▸ Information given

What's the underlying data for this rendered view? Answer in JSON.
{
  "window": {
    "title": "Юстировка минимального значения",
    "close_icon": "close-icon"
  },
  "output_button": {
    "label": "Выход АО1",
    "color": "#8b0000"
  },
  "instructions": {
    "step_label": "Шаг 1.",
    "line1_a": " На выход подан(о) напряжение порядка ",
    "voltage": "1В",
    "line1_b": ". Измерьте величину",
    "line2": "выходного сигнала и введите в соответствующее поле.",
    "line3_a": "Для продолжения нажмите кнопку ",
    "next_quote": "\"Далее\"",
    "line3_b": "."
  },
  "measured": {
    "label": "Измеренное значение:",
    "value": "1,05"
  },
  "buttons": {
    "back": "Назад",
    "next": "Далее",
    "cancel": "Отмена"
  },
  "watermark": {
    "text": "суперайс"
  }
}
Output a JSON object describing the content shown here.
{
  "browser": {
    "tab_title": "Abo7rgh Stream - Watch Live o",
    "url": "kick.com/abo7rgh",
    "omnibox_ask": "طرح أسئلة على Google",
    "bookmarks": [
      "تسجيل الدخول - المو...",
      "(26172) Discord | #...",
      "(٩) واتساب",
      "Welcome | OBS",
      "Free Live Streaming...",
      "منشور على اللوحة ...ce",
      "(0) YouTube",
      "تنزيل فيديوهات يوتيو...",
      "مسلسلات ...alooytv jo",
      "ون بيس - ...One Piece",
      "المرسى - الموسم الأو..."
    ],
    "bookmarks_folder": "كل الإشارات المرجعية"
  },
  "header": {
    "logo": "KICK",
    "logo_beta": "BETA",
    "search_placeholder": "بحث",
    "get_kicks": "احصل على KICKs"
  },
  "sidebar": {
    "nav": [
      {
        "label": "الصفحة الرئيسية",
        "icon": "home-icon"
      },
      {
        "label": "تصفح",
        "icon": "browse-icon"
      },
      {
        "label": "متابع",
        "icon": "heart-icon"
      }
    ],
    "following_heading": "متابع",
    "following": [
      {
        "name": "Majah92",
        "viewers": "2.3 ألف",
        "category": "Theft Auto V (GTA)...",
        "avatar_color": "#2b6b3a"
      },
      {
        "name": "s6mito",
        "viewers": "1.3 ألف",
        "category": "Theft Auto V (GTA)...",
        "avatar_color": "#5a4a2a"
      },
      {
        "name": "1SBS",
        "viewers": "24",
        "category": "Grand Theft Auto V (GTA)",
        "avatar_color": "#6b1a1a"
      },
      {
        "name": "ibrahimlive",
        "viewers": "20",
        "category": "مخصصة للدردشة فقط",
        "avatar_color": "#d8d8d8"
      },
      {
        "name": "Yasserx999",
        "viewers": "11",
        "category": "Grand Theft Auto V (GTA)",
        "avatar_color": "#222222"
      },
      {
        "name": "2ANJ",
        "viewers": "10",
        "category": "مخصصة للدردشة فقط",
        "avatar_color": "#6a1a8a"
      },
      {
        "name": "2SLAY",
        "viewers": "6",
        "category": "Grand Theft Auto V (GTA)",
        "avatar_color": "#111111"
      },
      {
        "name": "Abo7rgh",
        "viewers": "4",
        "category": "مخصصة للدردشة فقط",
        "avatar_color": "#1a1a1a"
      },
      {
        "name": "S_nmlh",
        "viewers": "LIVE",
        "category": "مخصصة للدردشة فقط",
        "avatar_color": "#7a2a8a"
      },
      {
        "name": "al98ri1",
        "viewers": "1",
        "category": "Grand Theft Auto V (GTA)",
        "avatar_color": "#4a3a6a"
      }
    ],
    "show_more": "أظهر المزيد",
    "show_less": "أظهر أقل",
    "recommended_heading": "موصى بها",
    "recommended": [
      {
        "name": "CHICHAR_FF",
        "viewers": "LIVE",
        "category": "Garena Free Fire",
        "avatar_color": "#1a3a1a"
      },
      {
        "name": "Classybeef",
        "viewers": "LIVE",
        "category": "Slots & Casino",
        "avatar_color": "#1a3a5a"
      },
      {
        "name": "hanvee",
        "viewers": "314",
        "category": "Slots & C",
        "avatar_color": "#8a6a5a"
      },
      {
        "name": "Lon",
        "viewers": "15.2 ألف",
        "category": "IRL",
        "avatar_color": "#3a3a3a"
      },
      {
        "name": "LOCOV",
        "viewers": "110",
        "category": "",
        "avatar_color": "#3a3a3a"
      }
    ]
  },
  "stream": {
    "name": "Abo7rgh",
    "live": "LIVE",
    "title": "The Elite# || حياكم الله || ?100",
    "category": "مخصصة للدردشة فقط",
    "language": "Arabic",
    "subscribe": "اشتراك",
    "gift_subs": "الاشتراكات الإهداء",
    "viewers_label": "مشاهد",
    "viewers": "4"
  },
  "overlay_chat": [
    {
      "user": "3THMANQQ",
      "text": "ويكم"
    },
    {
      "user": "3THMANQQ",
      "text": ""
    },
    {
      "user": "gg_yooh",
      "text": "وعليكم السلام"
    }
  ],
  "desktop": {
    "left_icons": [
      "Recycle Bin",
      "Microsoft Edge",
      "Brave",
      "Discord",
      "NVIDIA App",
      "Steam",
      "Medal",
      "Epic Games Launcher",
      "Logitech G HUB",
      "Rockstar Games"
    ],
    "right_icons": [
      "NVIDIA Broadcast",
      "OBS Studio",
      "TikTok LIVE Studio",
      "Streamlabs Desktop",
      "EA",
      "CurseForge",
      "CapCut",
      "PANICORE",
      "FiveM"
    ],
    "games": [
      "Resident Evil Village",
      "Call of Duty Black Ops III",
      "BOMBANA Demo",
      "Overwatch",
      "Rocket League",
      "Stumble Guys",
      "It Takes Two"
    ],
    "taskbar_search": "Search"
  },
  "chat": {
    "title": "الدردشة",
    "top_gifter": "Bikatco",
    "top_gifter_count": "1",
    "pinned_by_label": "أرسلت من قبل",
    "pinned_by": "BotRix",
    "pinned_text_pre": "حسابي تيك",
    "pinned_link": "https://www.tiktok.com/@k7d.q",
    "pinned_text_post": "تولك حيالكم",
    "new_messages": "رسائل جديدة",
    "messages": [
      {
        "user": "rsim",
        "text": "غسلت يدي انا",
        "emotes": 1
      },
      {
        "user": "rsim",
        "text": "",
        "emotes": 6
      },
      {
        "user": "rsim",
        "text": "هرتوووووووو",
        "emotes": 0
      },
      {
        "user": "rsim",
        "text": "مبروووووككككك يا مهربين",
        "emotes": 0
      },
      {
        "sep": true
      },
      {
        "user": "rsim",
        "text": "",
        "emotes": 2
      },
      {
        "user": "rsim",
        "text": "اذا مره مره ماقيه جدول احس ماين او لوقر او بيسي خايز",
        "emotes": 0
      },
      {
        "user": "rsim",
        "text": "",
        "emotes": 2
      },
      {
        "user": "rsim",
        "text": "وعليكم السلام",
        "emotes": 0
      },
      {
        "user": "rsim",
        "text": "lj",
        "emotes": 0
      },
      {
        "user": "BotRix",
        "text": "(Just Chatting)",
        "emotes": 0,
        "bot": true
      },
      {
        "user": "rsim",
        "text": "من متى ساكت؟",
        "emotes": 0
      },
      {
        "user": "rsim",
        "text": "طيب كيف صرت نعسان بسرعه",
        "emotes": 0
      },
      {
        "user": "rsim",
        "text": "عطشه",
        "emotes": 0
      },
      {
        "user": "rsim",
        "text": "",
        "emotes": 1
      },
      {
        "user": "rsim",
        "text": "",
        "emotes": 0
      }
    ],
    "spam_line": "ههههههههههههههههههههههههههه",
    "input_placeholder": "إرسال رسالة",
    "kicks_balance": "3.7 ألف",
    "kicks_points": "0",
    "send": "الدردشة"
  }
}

▸ What is needed
Output the listing above exactly as it appears.

▸ Answer to the task
What's the underlying data for this rendered view? Answer in JSON.
{
  "window": {
    "title": "Юстировка минимального значения",
    "close_icon": "close-icon"
  },
  "output_button": {
    "label": "Выход АО1",
    "color": "#8b0000"
  },
  "instructions": {
    "step_label": "Шаг 1.",
    "line1_a": " На выход подан(о) напряжение порядка ",
    "voltage": "1В",
    "line1_b": ". Измерьте величину",
    "line2": "выходного сигнала и введите в соответствующее поле.",
    "line3_a": "Для продолжения нажмите кнопку ",
    "next_quote": "\"Далее\"",
    "line3_b": "."
  },
  "measured": {
    "label": "Измеренное значение:",
    "value": "1,05"
  },
  "buttons": {
    "back": "Назад",
    "next": "Далее",
    "cancel": "Отмена"
  },
  "watermark": {
    "text": "суперайс"
  }
}
Output a JSON object describing the content shown here.
{
  "browser": {
    "tab_title": "Abo7rgh Stream - Watch Live o",
    "url": "kick.com/abo7rgh",
    "omnibox_ask": "طرح أسئلة على Google",
    "bookmarks": [
      "تسجيل الدخول - المو...",
      "(26172) Discord | #...",
      "(٩) واتساب",
      "Welcome | OBS",
      "Free Live Streaming...",
      "منشور على اللوحة ...ce",
      "(0) YouTube",
      "تنزيل فيديوهات يوتيو...",
      "مسلسلات ...alooytv jo",
      "ون بيس - ...One Piece",
      "المرسى - الموسم الأو..."
    ],
    "bookmarks_folder": "كل الإشارات المرجعية"
  },
  "header": {
    "logo": "KICK",
    "logo_beta": "BETA",
    "search_placeholder": "بحث",
    "get_kicks": "احصل على KICKs"
  },
  "sidebar": {
    "nav": [
      {
        "label": "الصفحة الرئيسية",
        "icon": "home-icon"
      },
      {
        "label": "تصفح",
        "icon": "browse-icon"
      },
      {
        "label": "متابع",
        "icon": "heart-icon"
      }
    ],
    "following_heading": "متابع",
    "following": [
      {
        "name": "Majah92",
        "viewers": "2.3 ألف",
        "category": "Theft Auto V (GTA)...",
        "avatar_color": "#2b6b3a"
      },
      {
        "name": "s6mito",
        "viewers": "1.3 ألف",
        "category": "Theft Auto V (GTA)...",
        "avatar_color": "#5a4a2a"
      },
      {
        "name": "1SBS",
        "viewers": "24",
        "category": "Grand Theft Auto V (GTA)",
        "avatar_color": "#6b1a1a"
      },
      {
        "name": "ibrahimlive",
        "viewers": "20",
        "category": "مخصصة للدردشة فقط",
        "avatar_color": "#d8d8d8"
      },
      {
        "name": "Yasserx999",
        "viewers": "11",
        "category": "Grand Theft Auto V (GTA)",
        "avatar_color": "#222222"
      },
      {
        "name": "2ANJ",
        "viewers": "10",
        "category": "مخصصة للدردشة فقط",
        "avatar_color": "#6a1a8a"
      },
      {
        "name": "2SLAY",
        "viewers": "6",
        "category": "Grand Theft Auto V (GTA)",
        "avatar_color": "#111111"
      },
      {
        "name": "Abo7rgh",
        "viewers": "4",
        "category": "مخصصة للدردشة فقط",
        "avatar_color": "#1a1a1a"
      },
      {
        "name": "S_nmlh",
        "viewers": "LIVE",
        "category": "مخصصة للدردشة فقط",
        "avatar_color": "#7a2a8a"
      },
      {
        "name": "al98ri1",
        "viewers": "1",
        "category": "Grand Theft Auto V (GTA)",
        "avatar_color": "#4a3a6a"
      }
    ],
    "show_more": "أظهر المزيد",
    "show_less": "أظهر أقل",
    "recommended_heading": "موصى بها",
    "recommended": [
      {
        "name": "CHICHAR_FF",
        "viewers": "LIVE",
        "category": "Garena Free Fire",
        "avatar_color": "#1a3a1a"
      },
      {
        "name": "Classybeef",
        "viewers": "LIVE",
        "category": "Slots & Casino",
        "avatar_color": "#1a3a5a"
      },
      {
        "name": "hanvee",
        "viewers": "314",
        "category": "Slots & C",
        "avatar_color": "#8a6a5a"
      },
      {
        "name": "Lon",
        "viewers": "15.2 ألف",
        "category": "IRL",
        "avatar_color": "#3a3a3a"
      },
      {
        "name": "LOCOV",
        "viewers": "110",
        "category": "",
        "avatar_color": "#3a3a3a"
      }
    ]
  },
  "stream": {
    "name": "Abo7rgh",
    "live": "LIVE",
    "title": "The Elite# || حياكم الله || ?100",
    "category": "مخصصة للدردشة فقط",
    "language": "Arabic",
    "subscribe": "اشتراك",
    "gift_subs": "الاشتراكات الإهداء",
    "viewers_label": "مشاهد",
    "viewers": "4"
  },
  "overlay_chat": [
    {
      "user": "3THMANQQ",
      "text": "ويكم"
    },
    {
      "user": "3THMANQQ",
      "text": ""
    },
    {
      "user": "gg_yooh",
      "text": "وعليكم السلام"
    }
  ],
  "desktop": {
    "left_icons": [
      "Recycle Bin",
      "Microsoft Edge",
      "Brave",
      "Discord",
      "NVIDIA App",
      "Steam",
      "Medal",
      "Epic Games Launcher",
      "Logitech G HUB",
      "Rockstar Games"
    ],
    "right_icons": [
      "NVIDIA Broadcast",
      "OBS Studio",
      "TikTok LIVE Studio",
      "Streamlabs Desktop",
      "EA",
      "CurseForge",
      "CapCut",
      "PANICORE",
      "FiveM"
    ],
    "games": [
      "Resident Evil Village",
      "Call of Duty Black Ops III",
      "BOMBANA Demo",
      "Overwatch",
      "Rocket League",
      "Stumble Guys",
      "It Takes Two"
    ],
    "taskbar_search": "Search"
  },
  "chat": {
    "title": "الدردشة",
    "top_gifter": "Bikatco",
    "top_gifter_count": "1",
    "pinned_by_label": "أرسلت من قبل",
    "pinned_by": "BotRix",
    "pinned_text_pre": "حسابي تيك",
    "pinned_link": "https://www.tiktok.com/@k7d.q",
    "pinned_text_post": "تولك حيالكم",
    "new_messages": "رسائل جديدة",
    "messages": [
      {
        "user": "rsim",
        "text": "غسلت يدي انا",
        "emotes": 1
      },
      {
        "user": "rsim",
        "text": "",
        "emotes": 6
      },
      {
        "user": "rsim",
        "text": "هرتوووووووو",
        "emotes": 0
      },
      {
        "user": "rsim",
        "text": "مبروووووككككك يا مهربين",
        "emotes": 0
      },
      {
        "sep": true
      },
      {
        "user": "rsim",
        "text": "",
        "emotes": 2
      },
      {
        "user": "rsim",
        "text": "اذا مره مره ماقيه جدول احس ماين او لوقر او بيسي خايز",
        "emotes": 0
      },
      {
        "user": "rsim",
        "text": "",
        "emotes": 2
      },
      {
        "user": "rsim",
        "text": "وعليكم السلام",
        "emotes": 0
      },
      {
        "user": "rsim",
        "text": "lj",
        "emotes": 0
      },
      {
        "user": "BotRix",
        "text": "(Just Chatting)",
        "emotes": 0,
        "bot": true
      },
      {
        "user": "rsim",
        "text": "من متى ساكت؟",
        "emotes": 0
      },
      {
        "user": "rsim",
        "text": "طيب كيف صرت نعسان بسرعه",
        "emotes": 0
      },
      {
        "user": "rsim",
        "text": "عطشه",
        "emotes": 0
      },
      {
        "user": "rsim",
        "text": "",
        "emotes": 1
      },
      {
        "user": "rsim",
        "text": "",
        "emotes": 0
      }
    ],
    "spam_line": "ههههههههههههههههههههههههههه",
    "input_placeholder": "إرسال رسالة",
    "kicks_balance": "3.7 ألف",
    "kicks_points": "0",
    "send": "الدردشة"
  }
}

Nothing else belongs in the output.